+++ Document passage +++
Turning Lamebos Into Rainbows

Rambling Goat and Nonsense Unicorn present… The Awesome Person's Guide to Life

Rejected by a Hobo


Sometimes I feel a small twinge in my
Gut where, after realising it’s not gas, I get the feeling of being slightly compassionate to a stranger.

So it goes, this morning I was in the city for an appointment and walked past a disheveled hobo with a dog as I
approached the stop sign to cross the road. Waiting there, I turned back to look at the hobo and felt kinda bad for him and his dog.

I never give money to hobos cos I’m an assuming bitch and don’t want my money spent on crack and grog. But I will sometimes give food or buy them a coffee when the mood ticks.

Today the only offering I had was a piece of delicious banana cake I made earlier this week (which is totes the best bananana cake I’ve made EVOR), so I walked back to hobo and said, “I don’t have any cash on me, but you can have my bananana cake?”

Hobo looks at me in disgust and slurs NUH.
+++ Dataset rows +++
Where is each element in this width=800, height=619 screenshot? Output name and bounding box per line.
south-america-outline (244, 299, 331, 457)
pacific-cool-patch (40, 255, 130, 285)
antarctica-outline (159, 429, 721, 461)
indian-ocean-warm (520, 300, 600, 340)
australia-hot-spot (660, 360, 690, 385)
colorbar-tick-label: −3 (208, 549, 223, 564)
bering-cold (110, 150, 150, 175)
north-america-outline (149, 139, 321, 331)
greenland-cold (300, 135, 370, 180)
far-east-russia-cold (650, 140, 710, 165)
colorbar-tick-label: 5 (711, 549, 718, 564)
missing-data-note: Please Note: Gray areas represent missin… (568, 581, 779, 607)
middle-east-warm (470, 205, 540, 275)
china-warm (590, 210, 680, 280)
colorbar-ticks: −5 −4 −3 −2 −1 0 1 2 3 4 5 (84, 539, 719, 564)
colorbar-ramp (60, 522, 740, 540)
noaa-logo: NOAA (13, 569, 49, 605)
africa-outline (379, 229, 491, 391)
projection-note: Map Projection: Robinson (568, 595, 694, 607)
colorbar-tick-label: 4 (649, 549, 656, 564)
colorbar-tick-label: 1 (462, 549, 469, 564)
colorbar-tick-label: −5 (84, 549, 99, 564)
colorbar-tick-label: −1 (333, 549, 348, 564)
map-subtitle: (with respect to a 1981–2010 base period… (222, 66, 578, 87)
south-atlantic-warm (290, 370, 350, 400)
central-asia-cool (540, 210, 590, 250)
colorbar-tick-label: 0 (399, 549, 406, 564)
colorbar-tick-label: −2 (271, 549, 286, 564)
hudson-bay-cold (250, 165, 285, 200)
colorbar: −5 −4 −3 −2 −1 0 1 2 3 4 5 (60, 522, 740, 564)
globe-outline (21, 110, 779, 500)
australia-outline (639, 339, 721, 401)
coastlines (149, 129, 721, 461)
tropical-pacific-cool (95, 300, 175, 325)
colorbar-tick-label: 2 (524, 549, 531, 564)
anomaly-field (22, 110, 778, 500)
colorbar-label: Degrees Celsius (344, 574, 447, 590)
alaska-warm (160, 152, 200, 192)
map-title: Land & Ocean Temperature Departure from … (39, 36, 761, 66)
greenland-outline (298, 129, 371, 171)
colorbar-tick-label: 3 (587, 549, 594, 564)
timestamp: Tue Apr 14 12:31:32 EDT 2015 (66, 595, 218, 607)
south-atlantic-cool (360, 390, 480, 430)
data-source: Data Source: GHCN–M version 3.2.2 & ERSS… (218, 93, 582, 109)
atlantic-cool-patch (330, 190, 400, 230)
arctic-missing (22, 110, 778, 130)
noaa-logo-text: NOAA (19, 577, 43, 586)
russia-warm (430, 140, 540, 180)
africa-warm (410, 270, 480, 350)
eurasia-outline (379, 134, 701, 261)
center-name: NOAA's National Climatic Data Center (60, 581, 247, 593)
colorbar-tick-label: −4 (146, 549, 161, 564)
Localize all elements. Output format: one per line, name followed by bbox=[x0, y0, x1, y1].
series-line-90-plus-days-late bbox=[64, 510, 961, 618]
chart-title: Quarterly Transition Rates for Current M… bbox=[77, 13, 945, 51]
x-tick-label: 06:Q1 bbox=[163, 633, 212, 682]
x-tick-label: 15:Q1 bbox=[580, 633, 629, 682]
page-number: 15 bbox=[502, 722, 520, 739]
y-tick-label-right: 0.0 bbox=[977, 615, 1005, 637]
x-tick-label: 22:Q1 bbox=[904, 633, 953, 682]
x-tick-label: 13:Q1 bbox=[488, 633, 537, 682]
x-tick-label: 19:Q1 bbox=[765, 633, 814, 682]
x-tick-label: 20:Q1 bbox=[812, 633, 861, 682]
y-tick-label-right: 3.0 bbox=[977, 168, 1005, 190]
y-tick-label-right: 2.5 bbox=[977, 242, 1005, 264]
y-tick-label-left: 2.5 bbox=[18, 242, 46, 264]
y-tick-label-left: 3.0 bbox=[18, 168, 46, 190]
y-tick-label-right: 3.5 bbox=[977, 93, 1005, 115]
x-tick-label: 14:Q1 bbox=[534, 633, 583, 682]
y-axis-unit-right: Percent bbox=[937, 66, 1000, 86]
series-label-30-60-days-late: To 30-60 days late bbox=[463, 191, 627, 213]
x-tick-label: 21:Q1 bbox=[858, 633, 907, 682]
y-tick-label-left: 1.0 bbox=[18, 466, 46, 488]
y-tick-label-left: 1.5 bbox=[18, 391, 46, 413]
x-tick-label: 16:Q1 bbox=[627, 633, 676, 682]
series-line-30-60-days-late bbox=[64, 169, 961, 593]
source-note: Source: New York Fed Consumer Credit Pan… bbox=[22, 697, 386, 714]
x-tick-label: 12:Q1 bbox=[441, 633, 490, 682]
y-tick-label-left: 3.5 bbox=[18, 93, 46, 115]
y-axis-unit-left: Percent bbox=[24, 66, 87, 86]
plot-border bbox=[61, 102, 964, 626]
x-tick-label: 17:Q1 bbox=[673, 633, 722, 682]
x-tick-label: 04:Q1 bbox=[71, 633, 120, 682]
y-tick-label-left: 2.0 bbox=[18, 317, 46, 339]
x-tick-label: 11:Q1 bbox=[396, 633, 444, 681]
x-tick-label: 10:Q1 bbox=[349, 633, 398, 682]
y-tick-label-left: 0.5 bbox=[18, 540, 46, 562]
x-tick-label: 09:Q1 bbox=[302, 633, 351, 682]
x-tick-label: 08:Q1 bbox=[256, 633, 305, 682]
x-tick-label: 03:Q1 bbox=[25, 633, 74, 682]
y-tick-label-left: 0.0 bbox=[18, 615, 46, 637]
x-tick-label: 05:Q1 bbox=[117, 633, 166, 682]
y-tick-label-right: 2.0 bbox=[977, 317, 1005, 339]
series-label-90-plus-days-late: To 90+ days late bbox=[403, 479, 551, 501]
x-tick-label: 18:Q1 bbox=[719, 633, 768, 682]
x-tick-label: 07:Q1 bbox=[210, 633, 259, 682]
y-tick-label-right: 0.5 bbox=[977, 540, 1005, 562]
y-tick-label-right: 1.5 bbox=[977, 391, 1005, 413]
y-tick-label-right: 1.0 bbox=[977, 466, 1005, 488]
+++
+++ Dataset rows +++
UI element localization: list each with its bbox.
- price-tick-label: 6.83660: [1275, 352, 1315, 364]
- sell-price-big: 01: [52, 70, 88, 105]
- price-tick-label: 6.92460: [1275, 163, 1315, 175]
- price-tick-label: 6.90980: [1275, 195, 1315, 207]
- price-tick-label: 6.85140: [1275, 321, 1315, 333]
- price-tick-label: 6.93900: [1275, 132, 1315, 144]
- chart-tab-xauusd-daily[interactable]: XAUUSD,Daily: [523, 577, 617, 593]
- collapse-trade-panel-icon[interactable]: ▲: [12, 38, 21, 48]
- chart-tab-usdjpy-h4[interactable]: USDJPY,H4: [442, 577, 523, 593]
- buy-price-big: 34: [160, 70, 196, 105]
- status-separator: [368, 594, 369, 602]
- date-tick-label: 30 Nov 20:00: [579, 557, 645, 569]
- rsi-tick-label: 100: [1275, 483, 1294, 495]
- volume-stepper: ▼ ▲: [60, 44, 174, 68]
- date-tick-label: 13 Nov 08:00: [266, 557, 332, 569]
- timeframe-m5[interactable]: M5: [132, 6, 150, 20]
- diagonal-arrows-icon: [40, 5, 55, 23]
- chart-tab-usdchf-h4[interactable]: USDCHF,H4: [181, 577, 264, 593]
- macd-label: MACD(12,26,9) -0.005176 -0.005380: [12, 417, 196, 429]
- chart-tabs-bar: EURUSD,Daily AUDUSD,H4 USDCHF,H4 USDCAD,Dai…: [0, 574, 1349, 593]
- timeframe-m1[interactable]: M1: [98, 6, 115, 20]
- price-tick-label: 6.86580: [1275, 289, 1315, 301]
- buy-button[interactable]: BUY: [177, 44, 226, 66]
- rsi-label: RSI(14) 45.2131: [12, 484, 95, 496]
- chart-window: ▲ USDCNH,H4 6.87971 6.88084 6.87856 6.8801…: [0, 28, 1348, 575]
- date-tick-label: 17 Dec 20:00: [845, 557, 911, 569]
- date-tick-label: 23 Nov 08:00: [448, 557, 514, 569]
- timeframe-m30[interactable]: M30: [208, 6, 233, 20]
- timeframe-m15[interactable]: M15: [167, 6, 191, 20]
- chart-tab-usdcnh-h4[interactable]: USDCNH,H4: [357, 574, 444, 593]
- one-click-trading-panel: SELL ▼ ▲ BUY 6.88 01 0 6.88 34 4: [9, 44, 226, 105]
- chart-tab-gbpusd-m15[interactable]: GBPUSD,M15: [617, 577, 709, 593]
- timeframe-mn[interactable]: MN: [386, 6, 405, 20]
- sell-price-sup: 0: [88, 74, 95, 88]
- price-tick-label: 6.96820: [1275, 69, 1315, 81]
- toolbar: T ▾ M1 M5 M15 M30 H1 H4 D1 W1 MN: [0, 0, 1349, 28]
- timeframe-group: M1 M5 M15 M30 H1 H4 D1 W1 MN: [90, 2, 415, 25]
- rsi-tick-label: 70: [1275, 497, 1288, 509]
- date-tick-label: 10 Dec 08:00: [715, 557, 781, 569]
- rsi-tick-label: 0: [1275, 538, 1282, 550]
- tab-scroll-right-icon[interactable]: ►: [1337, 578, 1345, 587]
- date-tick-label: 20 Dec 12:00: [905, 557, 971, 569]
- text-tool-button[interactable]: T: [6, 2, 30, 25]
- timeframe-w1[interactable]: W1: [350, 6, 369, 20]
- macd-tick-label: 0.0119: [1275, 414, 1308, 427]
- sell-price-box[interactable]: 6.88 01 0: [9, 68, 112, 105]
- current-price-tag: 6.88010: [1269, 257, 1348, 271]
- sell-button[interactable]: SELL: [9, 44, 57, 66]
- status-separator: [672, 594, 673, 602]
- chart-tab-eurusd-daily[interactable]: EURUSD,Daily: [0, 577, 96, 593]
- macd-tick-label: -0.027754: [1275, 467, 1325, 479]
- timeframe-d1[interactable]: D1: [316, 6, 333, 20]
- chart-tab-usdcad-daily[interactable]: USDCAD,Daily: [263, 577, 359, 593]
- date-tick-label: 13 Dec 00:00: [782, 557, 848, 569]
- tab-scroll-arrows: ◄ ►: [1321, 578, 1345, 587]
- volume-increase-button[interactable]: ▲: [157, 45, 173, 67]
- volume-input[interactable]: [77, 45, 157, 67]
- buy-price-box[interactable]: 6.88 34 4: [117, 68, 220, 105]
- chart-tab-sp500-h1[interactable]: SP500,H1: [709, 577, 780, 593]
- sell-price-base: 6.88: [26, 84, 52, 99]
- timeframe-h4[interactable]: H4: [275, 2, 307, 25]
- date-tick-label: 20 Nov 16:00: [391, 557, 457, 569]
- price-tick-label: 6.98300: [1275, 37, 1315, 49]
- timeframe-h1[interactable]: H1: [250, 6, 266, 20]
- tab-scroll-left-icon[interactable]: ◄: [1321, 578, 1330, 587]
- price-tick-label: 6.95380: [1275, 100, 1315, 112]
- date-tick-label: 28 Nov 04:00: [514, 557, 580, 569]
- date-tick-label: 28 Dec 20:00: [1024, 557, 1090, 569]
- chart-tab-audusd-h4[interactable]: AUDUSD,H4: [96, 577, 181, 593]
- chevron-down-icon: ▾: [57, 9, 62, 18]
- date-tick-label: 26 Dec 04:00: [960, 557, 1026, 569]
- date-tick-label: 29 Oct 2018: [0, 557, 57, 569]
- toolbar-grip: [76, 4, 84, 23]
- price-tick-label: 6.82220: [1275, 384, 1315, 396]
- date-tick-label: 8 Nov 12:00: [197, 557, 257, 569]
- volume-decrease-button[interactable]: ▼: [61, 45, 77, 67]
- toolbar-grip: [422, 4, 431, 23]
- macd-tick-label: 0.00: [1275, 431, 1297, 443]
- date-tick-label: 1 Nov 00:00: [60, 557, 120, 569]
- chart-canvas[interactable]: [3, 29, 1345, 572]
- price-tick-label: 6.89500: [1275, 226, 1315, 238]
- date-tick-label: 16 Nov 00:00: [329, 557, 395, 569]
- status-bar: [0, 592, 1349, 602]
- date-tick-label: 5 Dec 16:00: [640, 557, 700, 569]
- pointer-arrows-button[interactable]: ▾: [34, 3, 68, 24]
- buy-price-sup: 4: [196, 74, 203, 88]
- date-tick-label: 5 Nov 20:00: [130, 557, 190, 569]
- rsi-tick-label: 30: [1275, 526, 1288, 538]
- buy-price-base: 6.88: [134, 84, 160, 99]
+++
Written problem:
Write what comes next in the post about offering banana cake to a hobo, picking up after its final sentence. The items are separate material and have no connection to the post about offering banana cake to a hobo.

Task result:
I was taken aback! “I-oh….. Sorry then…” And I walked on my way.

Who the fuck gets rejected by a hobo?


What happened to beggars can’t be choosers?

What, would it have been better if I mentioned the icing is made of Crack?

By banana I meant vodka?

Screw you you stinky ingrate for throwing my charitable gut gas back in my face!

And THAT my friend is when some people unfortunately perpetuate bad stereotypes about groups of people.

nonsense unicorn


Author: nonsenseunicorn

Just another twenty-something year old making sense out of madness. Boom.

6 thoughts on “Rejected by a Hobo

  1. Stinky ingrate?
    Crack icing?

  2. Holy molely! I don’t know which made me laugh more, the rejection or how you dealt with it!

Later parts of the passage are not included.